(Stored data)
>>>>
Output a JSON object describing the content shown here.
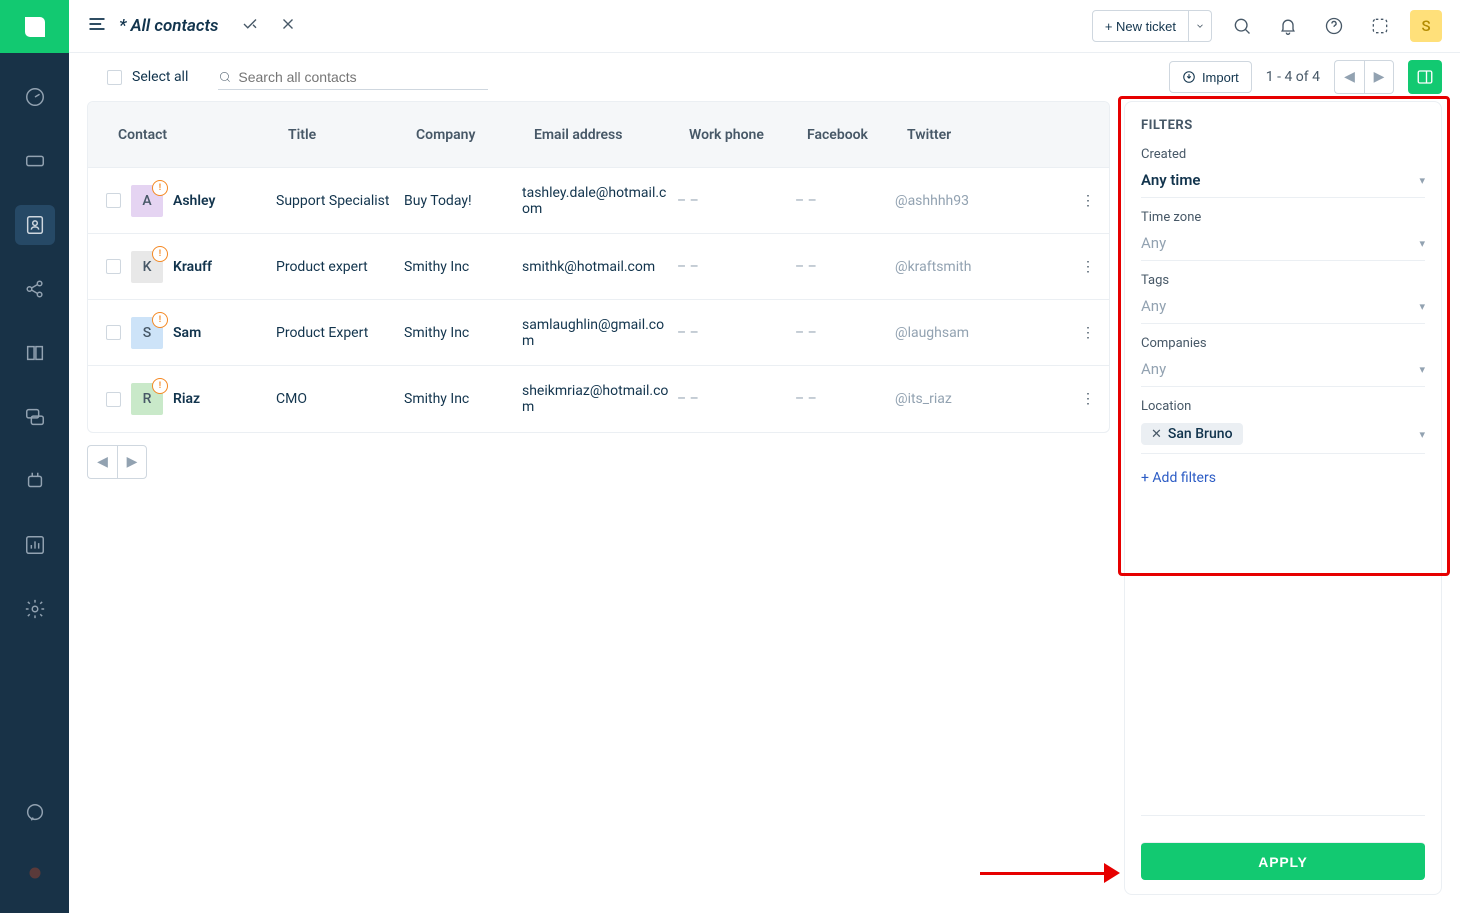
{
  "topbar": {
    "title": "* All contacts",
    "new_ticket_label": "+ New ticket",
    "avatar_letter": "S"
  },
  "toolbar": {
    "select_all_label": "Select all",
    "search_placeholder": "Search all contacts",
    "import_label": "Import",
    "page_indicator": "1 - 4 of 4"
  },
  "columns": {
    "contact": "Contact",
    "title": "Title",
    "company": "Company",
    "email": "Email address",
    "phone": "Work phone",
    "facebook": "Facebook",
    "twitter": "Twitter"
  },
  "contacts": [
    {
      "letter": "A",
      "avatar_bg": "#e5d4f2",
      "name": "Ashley",
      "title": "Support Specialist",
      "company": "Buy Today!",
      "email": "tashley.dale@hotmail.com",
      "phone": "– –",
      "facebook": "– –",
      "twitter": "@ashhhh93"
    },
    {
      "letter": "K",
      "avatar_bg": "#e8e8e8",
      "name": "Krauff",
      "title": "Product expert",
      "company": "Smithy Inc",
      "email": "smithk@hotmail.com",
      "phone": "– –",
      "facebook": "– –",
      "twitter": "@kraftsmith"
    },
    {
      "letter": "S",
      "avatar_bg": "#cde3f8",
      "name": "Sam",
      "title": "Product Expert",
      "company": "Smithy Inc",
      "email": "samlaughlin@gmail.com",
      "phone": "– –",
      "facebook": "– –",
      "twitter": "@laughsam"
    },
    {
      "letter": "R",
      "avatar_bg": "#c9e9c9",
      "name": "Riaz",
      "title": "CMO",
      "company": "Smithy Inc",
      "email": "sheikmriaz@hotmail.com",
      "phone": "– –",
      "facebook": "– –",
      "twitter": "@its_riaz"
    }
  ],
  "filters": {
    "heading": "FILTERS",
    "created_label": "Created",
    "created_value": "Any time",
    "timezone_label": "Time zone",
    "timezone_value": "Any",
    "tags_label": "Tags",
    "tags_value": "Any",
    "companies_label": "Companies",
    "companies_value": "Any",
    "location_label": "Location",
    "location_tag": "San Bruno",
    "add_filters": "+ Add filters",
    "apply_label": "APPLY"
  }
}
<<<<
→ What the task requires
How many lines in the data contain the string "hotmail"? Respond with the number only.

→ Result of this exercise
3